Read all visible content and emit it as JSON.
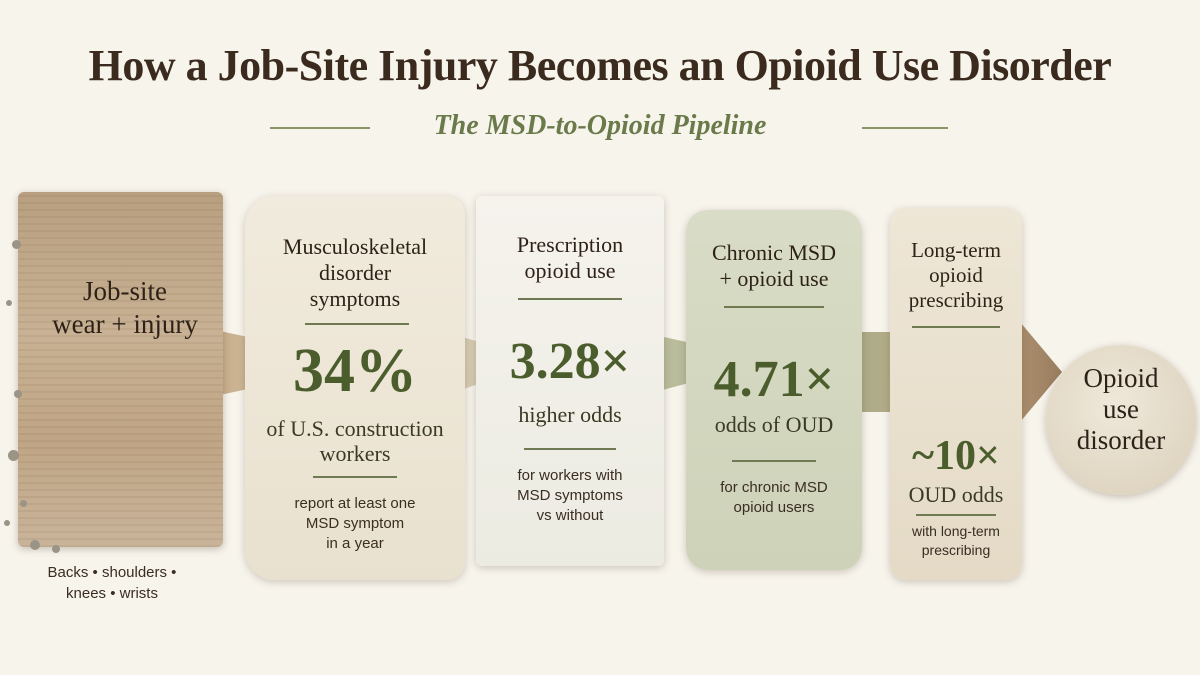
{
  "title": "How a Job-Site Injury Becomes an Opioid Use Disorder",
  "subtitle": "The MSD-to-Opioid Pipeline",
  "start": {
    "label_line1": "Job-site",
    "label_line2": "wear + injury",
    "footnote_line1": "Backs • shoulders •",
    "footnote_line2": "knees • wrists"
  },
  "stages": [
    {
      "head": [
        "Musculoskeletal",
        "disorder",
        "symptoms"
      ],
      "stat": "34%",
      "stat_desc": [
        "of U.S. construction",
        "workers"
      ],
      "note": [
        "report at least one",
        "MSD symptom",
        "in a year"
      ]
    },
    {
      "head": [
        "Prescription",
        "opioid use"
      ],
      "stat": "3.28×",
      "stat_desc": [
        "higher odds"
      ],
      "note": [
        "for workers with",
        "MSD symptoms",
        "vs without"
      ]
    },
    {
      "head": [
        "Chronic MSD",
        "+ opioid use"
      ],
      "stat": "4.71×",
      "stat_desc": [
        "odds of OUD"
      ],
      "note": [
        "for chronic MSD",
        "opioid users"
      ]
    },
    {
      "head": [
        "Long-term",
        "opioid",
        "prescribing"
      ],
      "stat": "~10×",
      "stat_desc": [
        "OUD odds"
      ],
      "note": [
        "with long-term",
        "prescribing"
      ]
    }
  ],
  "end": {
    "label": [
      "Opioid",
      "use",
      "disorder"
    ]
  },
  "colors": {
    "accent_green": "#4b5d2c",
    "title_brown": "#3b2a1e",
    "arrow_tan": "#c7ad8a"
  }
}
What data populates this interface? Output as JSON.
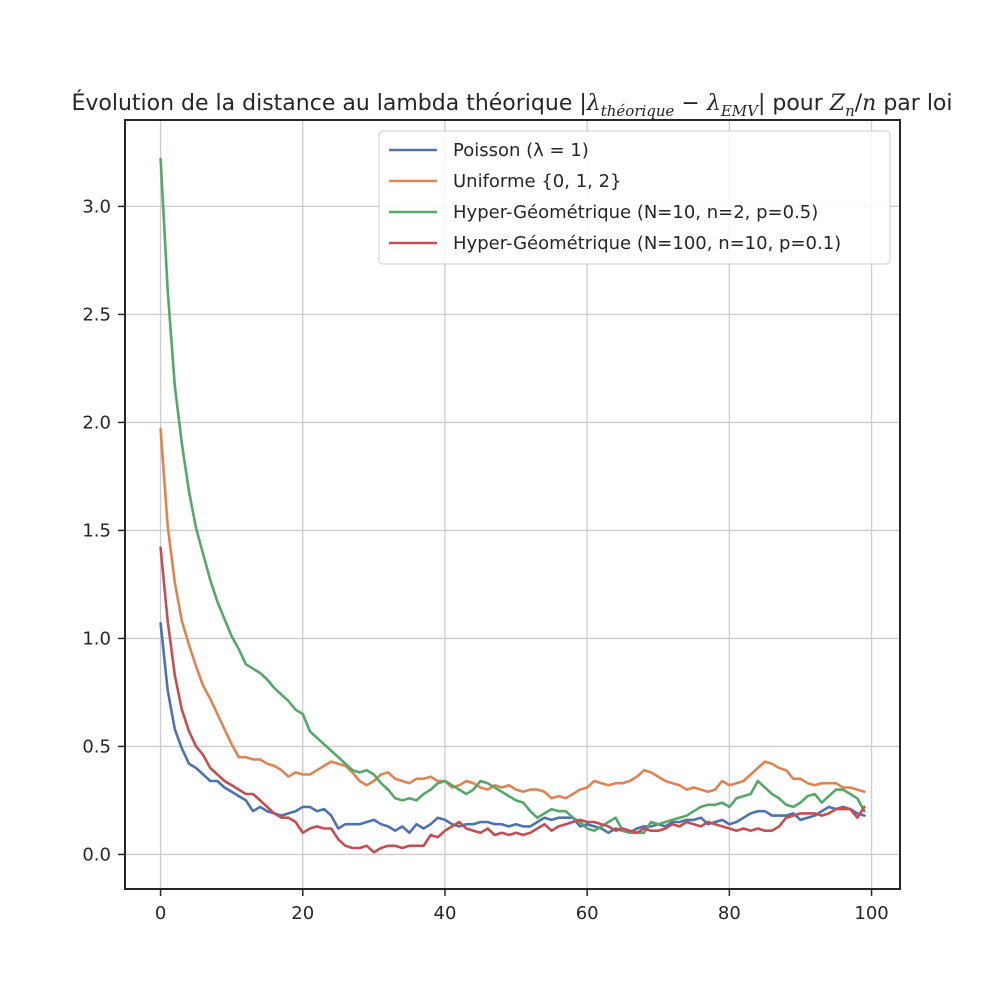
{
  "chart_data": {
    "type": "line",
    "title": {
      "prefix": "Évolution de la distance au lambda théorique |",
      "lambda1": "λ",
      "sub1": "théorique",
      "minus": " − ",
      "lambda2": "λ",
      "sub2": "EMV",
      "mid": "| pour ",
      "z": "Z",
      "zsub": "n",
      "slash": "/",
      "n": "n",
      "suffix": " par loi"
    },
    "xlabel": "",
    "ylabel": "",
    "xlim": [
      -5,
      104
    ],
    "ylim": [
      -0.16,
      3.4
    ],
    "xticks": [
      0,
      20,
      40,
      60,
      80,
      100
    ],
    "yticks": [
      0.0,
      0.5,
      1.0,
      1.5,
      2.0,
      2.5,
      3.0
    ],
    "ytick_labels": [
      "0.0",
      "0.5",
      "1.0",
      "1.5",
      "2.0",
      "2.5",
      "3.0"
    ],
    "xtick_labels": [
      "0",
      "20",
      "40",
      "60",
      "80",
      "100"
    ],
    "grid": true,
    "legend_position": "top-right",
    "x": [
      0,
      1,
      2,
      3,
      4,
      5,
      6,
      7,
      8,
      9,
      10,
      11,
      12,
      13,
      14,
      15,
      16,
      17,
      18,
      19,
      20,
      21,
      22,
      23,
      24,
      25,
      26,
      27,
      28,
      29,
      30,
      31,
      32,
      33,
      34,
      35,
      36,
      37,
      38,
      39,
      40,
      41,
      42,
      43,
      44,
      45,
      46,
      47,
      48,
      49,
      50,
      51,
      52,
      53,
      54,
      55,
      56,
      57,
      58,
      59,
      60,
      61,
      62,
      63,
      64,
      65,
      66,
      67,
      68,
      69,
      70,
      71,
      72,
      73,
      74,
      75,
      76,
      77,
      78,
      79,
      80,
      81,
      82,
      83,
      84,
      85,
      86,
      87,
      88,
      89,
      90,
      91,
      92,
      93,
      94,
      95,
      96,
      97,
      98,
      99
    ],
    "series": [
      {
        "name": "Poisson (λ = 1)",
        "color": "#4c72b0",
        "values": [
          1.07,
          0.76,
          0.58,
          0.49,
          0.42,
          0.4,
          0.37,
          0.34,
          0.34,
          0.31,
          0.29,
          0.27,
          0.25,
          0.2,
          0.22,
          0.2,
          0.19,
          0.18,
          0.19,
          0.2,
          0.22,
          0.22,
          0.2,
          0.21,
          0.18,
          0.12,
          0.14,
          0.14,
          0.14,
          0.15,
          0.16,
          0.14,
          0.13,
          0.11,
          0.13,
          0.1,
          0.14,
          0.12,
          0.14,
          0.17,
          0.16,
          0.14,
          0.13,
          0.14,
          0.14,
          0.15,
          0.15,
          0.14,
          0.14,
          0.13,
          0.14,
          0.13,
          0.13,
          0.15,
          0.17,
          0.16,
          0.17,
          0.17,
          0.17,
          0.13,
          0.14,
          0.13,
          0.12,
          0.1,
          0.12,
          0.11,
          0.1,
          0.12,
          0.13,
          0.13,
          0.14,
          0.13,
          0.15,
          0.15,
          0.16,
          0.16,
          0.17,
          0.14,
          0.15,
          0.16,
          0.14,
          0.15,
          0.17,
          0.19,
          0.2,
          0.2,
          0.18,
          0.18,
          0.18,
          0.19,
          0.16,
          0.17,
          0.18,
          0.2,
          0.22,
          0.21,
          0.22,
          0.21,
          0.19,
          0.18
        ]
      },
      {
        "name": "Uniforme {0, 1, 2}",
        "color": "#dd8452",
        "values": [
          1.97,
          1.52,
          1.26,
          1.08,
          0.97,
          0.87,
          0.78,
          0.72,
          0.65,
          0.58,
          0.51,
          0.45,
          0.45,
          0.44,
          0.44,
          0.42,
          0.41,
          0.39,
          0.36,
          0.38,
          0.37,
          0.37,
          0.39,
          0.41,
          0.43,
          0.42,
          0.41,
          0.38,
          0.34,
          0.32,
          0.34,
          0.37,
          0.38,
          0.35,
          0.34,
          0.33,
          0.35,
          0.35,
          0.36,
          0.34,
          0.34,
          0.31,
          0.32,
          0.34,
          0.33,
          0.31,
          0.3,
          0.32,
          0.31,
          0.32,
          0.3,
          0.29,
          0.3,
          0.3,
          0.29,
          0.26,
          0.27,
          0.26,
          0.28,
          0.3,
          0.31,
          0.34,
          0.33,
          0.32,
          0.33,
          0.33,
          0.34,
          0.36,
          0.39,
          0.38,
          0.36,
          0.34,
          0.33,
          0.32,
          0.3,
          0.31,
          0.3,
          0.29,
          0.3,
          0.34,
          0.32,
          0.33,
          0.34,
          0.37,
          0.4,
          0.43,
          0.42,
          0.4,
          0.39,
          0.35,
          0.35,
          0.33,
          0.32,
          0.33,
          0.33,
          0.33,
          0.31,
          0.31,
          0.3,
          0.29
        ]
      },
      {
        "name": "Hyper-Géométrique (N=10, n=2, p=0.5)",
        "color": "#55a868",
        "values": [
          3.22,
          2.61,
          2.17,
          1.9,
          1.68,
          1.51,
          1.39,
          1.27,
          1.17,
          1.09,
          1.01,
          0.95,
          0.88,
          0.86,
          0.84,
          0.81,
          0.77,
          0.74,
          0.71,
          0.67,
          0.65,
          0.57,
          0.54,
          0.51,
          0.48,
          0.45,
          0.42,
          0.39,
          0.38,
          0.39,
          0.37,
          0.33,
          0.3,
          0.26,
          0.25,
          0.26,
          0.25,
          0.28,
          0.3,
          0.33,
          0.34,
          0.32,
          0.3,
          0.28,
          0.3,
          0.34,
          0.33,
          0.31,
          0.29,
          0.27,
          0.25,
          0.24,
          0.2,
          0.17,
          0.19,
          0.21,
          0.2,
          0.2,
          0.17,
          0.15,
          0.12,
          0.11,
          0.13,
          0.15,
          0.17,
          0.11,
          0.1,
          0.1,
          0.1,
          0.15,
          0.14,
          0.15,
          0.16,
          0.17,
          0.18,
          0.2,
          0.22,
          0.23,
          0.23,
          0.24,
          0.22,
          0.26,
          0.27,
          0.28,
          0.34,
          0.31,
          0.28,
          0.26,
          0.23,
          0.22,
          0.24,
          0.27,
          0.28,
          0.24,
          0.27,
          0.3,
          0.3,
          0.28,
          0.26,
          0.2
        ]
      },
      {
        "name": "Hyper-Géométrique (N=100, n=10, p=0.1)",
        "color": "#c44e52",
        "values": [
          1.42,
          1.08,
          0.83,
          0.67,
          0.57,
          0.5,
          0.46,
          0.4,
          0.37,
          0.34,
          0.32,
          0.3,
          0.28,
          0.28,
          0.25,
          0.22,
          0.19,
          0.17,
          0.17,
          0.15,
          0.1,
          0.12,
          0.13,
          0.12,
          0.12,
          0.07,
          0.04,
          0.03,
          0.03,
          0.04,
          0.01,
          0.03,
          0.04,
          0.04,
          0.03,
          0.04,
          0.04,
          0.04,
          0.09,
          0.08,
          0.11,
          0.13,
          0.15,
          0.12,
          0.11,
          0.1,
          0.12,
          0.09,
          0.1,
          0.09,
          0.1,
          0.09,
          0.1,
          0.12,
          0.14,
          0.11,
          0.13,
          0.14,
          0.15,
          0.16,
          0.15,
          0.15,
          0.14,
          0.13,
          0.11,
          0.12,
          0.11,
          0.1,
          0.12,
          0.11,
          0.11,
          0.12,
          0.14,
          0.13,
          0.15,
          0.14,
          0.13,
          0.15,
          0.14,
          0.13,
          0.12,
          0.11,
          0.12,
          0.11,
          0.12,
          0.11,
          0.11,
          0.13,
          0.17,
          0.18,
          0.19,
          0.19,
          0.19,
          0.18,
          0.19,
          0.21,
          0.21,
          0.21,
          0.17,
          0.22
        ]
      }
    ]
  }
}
********
• Given task:
Look for lines containing the string "JSON" and copy them all.

• The result:
Read all visible content and emit it as JSON.
What data populates this interface? Output as JSON.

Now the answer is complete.